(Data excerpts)
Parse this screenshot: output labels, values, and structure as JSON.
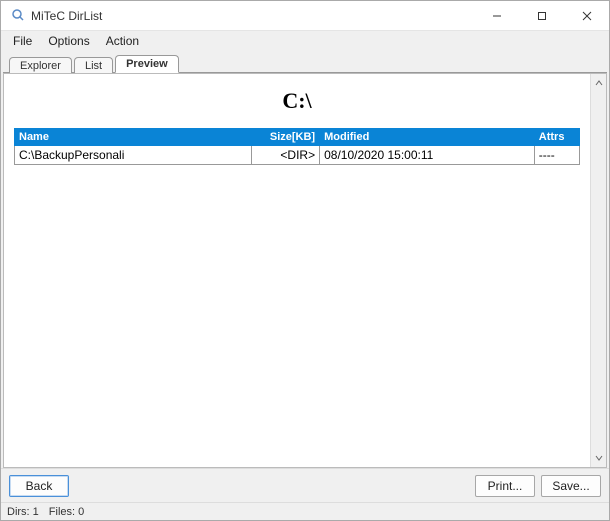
{
  "window": {
    "title": "MiTeC DirList"
  },
  "menu": {
    "file": "File",
    "options": "Options",
    "action": "Action"
  },
  "tabs": {
    "explorer": "Explorer",
    "list": "List",
    "preview": "Preview",
    "active": "preview"
  },
  "preview": {
    "path_title": "C:\\",
    "columns": {
      "name": "Name",
      "size": "Size[KB]",
      "modified": "Modified",
      "attrs": "Attrs"
    },
    "rows": [
      {
        "name": "C:\\BackupPersonali",
        "size": "<DIR>",
        "modified": "08/10/2020 15:00:11",
        "attrs": "----"
      }
    ]
  },
  "buttons": {
    "back": "Back",
    "print": "Print...",
    "save": "Save..."
  },
  "status": {
    "dirs_label": "Dirs:",
    "dirs_count": "1",
    "files_label": "Files:",
    "files_count": "0"
  }
}
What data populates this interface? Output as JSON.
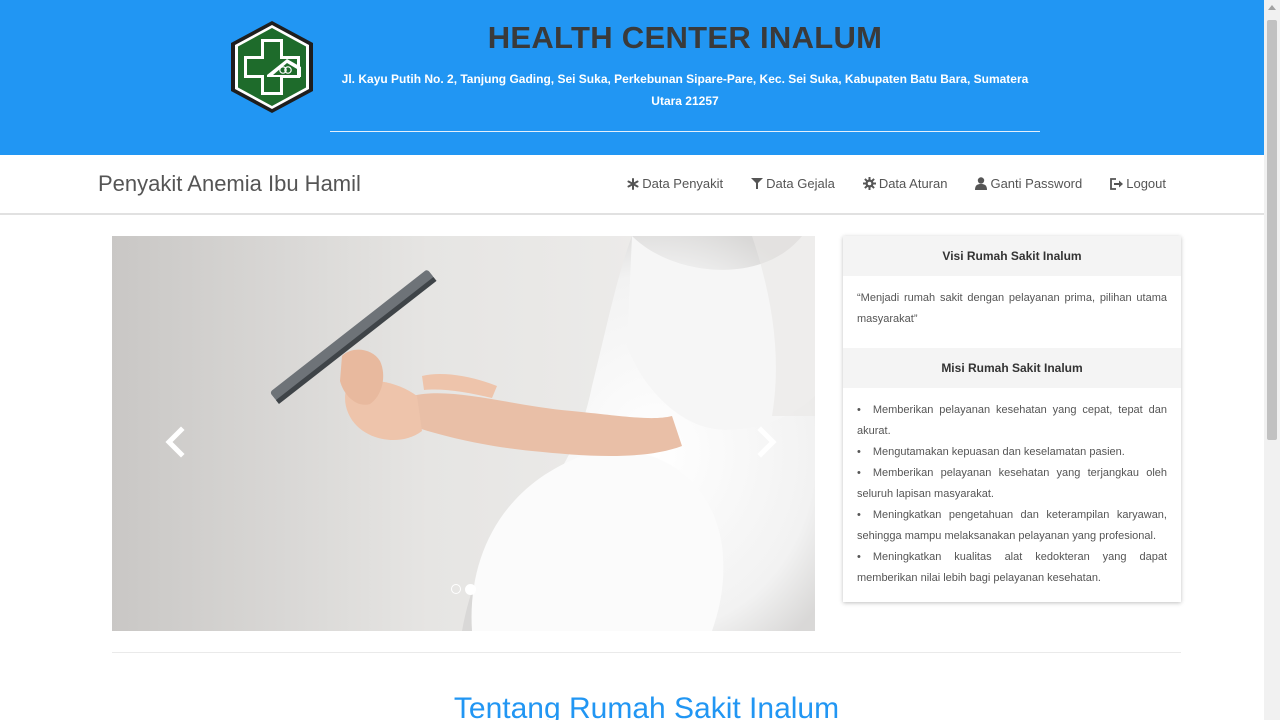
{
  "header": {
    "title": "HEALTH CENTER INALUM",
    "address": "Jl. Kayu Putih No. 2, Tanjung Gading, Sei Suka, Perkebunan Sipare-Pare, Kec. Sei Suka, Kabupaten Batu Bara, Sumatera Utara 21257",
    "logo_icon": "hospital-cross-logo"
  },
  "navbar": {
    "brand": "Penyakit Anemia Ibu Hamil",
    "links": [
      {
        "label": "Data Penyakit",
        "icon": "asterisk-icon"
      },
      {
        "label": "Data Gejala",
        "icon": "filter-icon"
      },
      {
        "label": "Data Aturan",
        "icon": "gear-icon"
      },
      {
        "label": "Ganti Password",
        "icon": "user-icon"
      },
      {
        "label": "Logout",
        "icon": "logout-icon"
      }
    ]
  },
  "carousel": {
    "image": "pregnant-woman-tablet",
    "slides": 2,
    "active_slide": 2
  },
  "card": {
    "visi_title": "Visi Rumah Sakit Inalum",
    "visi_text": "“Menjadi rumah sakit dengan pelayanan prima, pilihan utama masyarakat”",
    "misi_title": "Misi Rumah Sakit Inalum",
    "misi_items": [
      "Memberikan pelayanan kesehatan yang cepat, tepat dan akurat.",
      "Mengutamakan kepuasan dan keselamatan pasien.",
      "Memberikan pelayanan kesehatan yang terjangkau oleh seluruh lapisan masyarakat.",
      "Meningkatkan pengetahuan dan keterampilan karyawan, sehingga mampu melaksanakan pelayanan yang profesional.",
      "Meningkatkan kualitas alat kedokteran yang dapat memberikan nilai lebih bagi pelayanan kesehatan."
    ]
  },
  "section": {
    "title": "Tentang Rumah Sakit Inalum"
  },
  "colors": {
    "header_bg": "#2196f3",
    "logo_green": "#1e6b2b",
    "title_dark": "#3a3a3a"
  }
}
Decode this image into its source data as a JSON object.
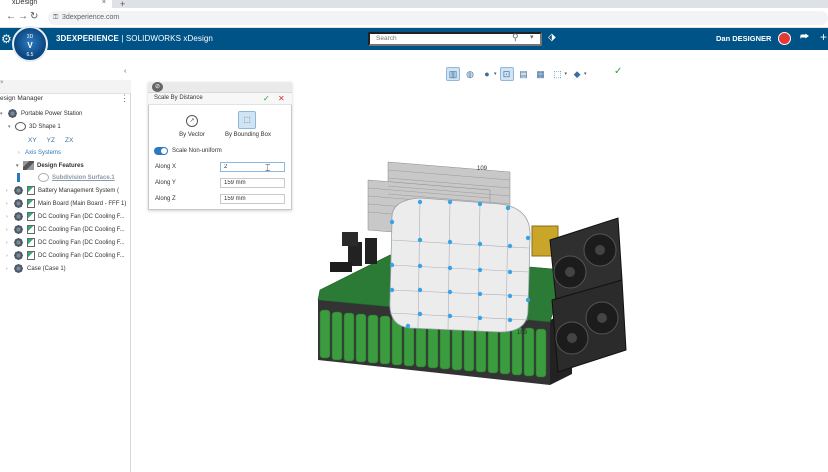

**To do**
Using the material above, retype each entry exactly and omit the pictures.

**The answer**
Parse this screenshot: output labels, values, and structure as JSON.
{
  "window": {
    "title": "MiTeC DirList"
  },
  "menu": {
    "file": "File",
    "options": "Options",
    "action": "Action"
  },
  "tabs": {
    "explorer": "Explorer",
    "list": "List",
    "preview": "Preview",
    "active": "preview"
  },
  "preview": {
    "path_title": "C:\\",
    "columns": {
      "name": "Name",
      "size": "Size[KB]",
      "modified": "Modified",
      "attrs": "Attrs"
    },
    "rows": [
      {
        "name": "C:\\BackupPersonali",
        "size": "<DIR>",
        "modified": "08/10/2020 15:00:11",
        "attrs": "----"
      }
    ]
  },
  "buttons": {
    "back": "Back",
    "print": "Print...",
    "save": "Save..."
  },
  "status": {
    "dirs_label": "Dirs:",
    "dirs_count": "1",
    "files_label": "Files:",
    "files_count": "0"
  }
}
What data populates this interface? Output as JSON.
{
  "header": {
    "title": "HEALTH CENTER INALUM",
    "address": "Jl. Kayu Putih No. 2, Tanjung Gading, Sei Suka, Perkebunan Sipare-Pare, Kec. Sei Suka, Kabupaten Batu Bara, Sumatera Utara 21257",
    "logo_icon": "hospital-cross-logo"
  },
  "navbar": {
    "brand": "Penyakit Anemia Ibu Hamil",
    "links": [
      {
        "label": "Data Penyakit",
        "icon": "asterisk-icon"
      },
      {
        "label": "Data Gejala",
        "icon": "filter-icon"
      },
      {
        "label": "Data Aturan",
        "icon": "gear-icon"
      },
      {
        "label": "Ganti Password",
        "icon": "user-icon"
      },
      {
        "label": "Logout",
        "icon": "logout-icon"
      }
    ]
  },
  "carousel": {
    "image": "pregnant-woman-tablet",
    "slides": 2,
    "active_slide": 2
  },
  "card": {
    "visi_title": "Visi Rumah Sakit Inalum",
    "visi_text": "“Menjadi rumah sakit dengan pelayanan prima, pilihan utama masyarakat”",
    "misi_title": "Misi Rumah Sakit Inalum",
    "misi_items": [
      "Memberikan pelayanan kesehatan yang cepat, tepat dan akurat.",
      "Mengutamakan kepuasan dan keselamatan pasien.",
      "Memberikan pelayanan kesehatan yang terjangkau oleh seluruh lapisan masyarakat.",
      "Meningkatkan pengetahuan dan keterampilan karyawan, sehingga mampu melaksanakan pelayanan yang profesional.",
      "Meningkatkan kualitas alat kedokteran yang dapat memberikan nilai lebih bagi pelayanan kesehatan."
    ]
  },
  "section": {
    "title": "Tentang Rumah Sakit Inalum"
  },
  "colors": {
    "header_bg": "#2196f3",
    "logo_green": "#1e6b2b",
    "title_dark": "#3a3a3a"
  }
}
Decode this image into its source data as a JSON object.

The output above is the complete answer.